*WRITTEN PROBLEM:* From the records below, copy every line that contains the word "նախագծի".

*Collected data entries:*
★ ★ ★

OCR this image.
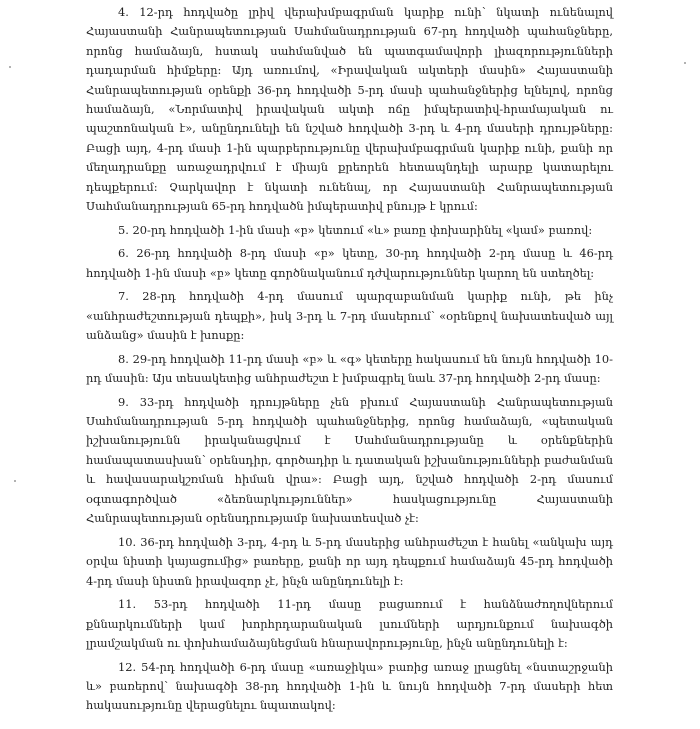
4. 12-րդ հոդվածը լրիվ վերախմբագրման կարիք ունի՝ նկատի ունենալով Հայաստանի Հանրապետության Սահմանադրության 67-րդ հոդվածի պահանջները, որոնց համաձայն, հստակ սահմանված են պատգամավորի լիազորությունների դադարման հիմքերը: Այդ առումով, «Իրավական ակտերի մասին» Հայաստանի Հանրապետության օրենքի 36-րդ հոդվածի 5-րդ մասի պահանջներից ելնելով, որոնց համաձայն, «Նորմատիվ իրավական ակտի ոճը իմպերատիվ-հրամայական ու պաշտոնական է», անընդունելի են նշված հոդվածի 3-րդ և 4-րդ մասերի դրույթները: Բացի այդ, 4-րդ մասի 1-ին պարբերությունը վերախմբագրման կարիք ունի, քանի որ մեղադրանքը առաջադրվում է միայն քրեորեն հետապնդելի արարք կատարելու դեպքերում: Չարկավոր է նկատի ունենալ, որ Հայաստանի Հանրապետության Սահմանադրության 65-րդ հոդվածն իմպերատիվ բնույթ է կրում:

5. 20-րդ հոդվածի 1-ին մասի «բ» կետում «և» բառը փոխարինել «կամ» բառով:

6. 26-րդ հոդվածի 8-րդ մասի «բ» կետը, 30-րդ հոդվածի 2-րդ մասը և 46-րդ հոդվածի 1-ին մասի «բ» կետը գործնականում դժվարություններ կարող են ստեղծել:

7. 28-րդ հոդվածի 4-րդ մասում պարզաբանման կարիք ունի, թե ինչ «անհրաժեշտության դեպքի», իսկ 3-րդ և 7-րդ մասերում՝ «օրենքով նախատեսված այլ անձանց» մասին է խոսքը:

8. 29-րդ հոդվածի 11-րդ մասի «բ» և «գ» կետերը հակասում են նույն հոդվածի 10-րդ մասին: Այս տեսակետից անհրաժեշտ է խմբագրել նաև 37-րդ հոդվածի 2-րդ մասը:

9. 33-րդ հոդվածի դրույթները չեն բխում Հայաստանի Հանրապետության Սահմանադրության 5-րդ հոդվածի պահանջներից, որոնց համաձայն, «պետական իշխանությունն իրականացվում է Սահմանադրությանը և օրենքներին համապատասխան՝ օրենսդիր, գործադիր և դատական իշխանությունների բաժանման և հավասարակշռման հիման վրա»: Բացի այդ, նշված հոդվածի 2-րդ մասում օգտագործված «ձեռնարկություններ» հասկացությունը Հայաստանի Հանրապետության օրենսդրությամբ նախատեսված չէ:

10. 36-րդ հոդվածի 3-րդ, 4-րդ և 5-րդ մասերից անհրաժեշտ է հանել «անկախ այդ օրվա նիստի կայացումից» բառերը, քանի որ այդ դեպքում համաձայն 45-րդ հոդվածի 4-րդ մասի նիստն իրավազոր չէ, ինչն անընդունելի է:

11. 53-րդ հոդվածի 11-րդ մասը բացառում է հանձնաժողովներում քննարկումների կամ խորհրդարանական լսումների արդյունքում նախագծի լրամշակման ու փոխհամաձայնեցման հնարավորությունը, ինչն անընդունելի է:

12. 54-րդ հոդվածի 6-րդ մասը «առաջիկա» բառից առաջ լրացնել «նստաշրջանի և» բառերով՝ նախագծի 38-րդ հոդվածի 1-ին և նույն հոդվածի 7-րդ մասերի հետ հակասությունը վերացնելու նպատակով:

★ ★ ★

*WRITTEN RESPONSE:*
11. 53-րդ հոդվածի 11-րդ մասը բացառում է հանձնաժողովներում քննարկումների կամ խորհրդարանական լսումների արդյունքում նախագծի լրամշակման ու փոխհամաձայնեցման հնարավորությունը, ինչն անընդունելի է:
12. 54-րդ հոդվածի 6-րդ մասը «առաջիկա» բառից առաջ լրացնել «նստաշրջանի և» բառերով՝ նախագծի 38-րդ հոդվածի 1-ին և նույն հոդվածի 7-րդ մասերի հետ հակասությունը վերացնելու նպատակով:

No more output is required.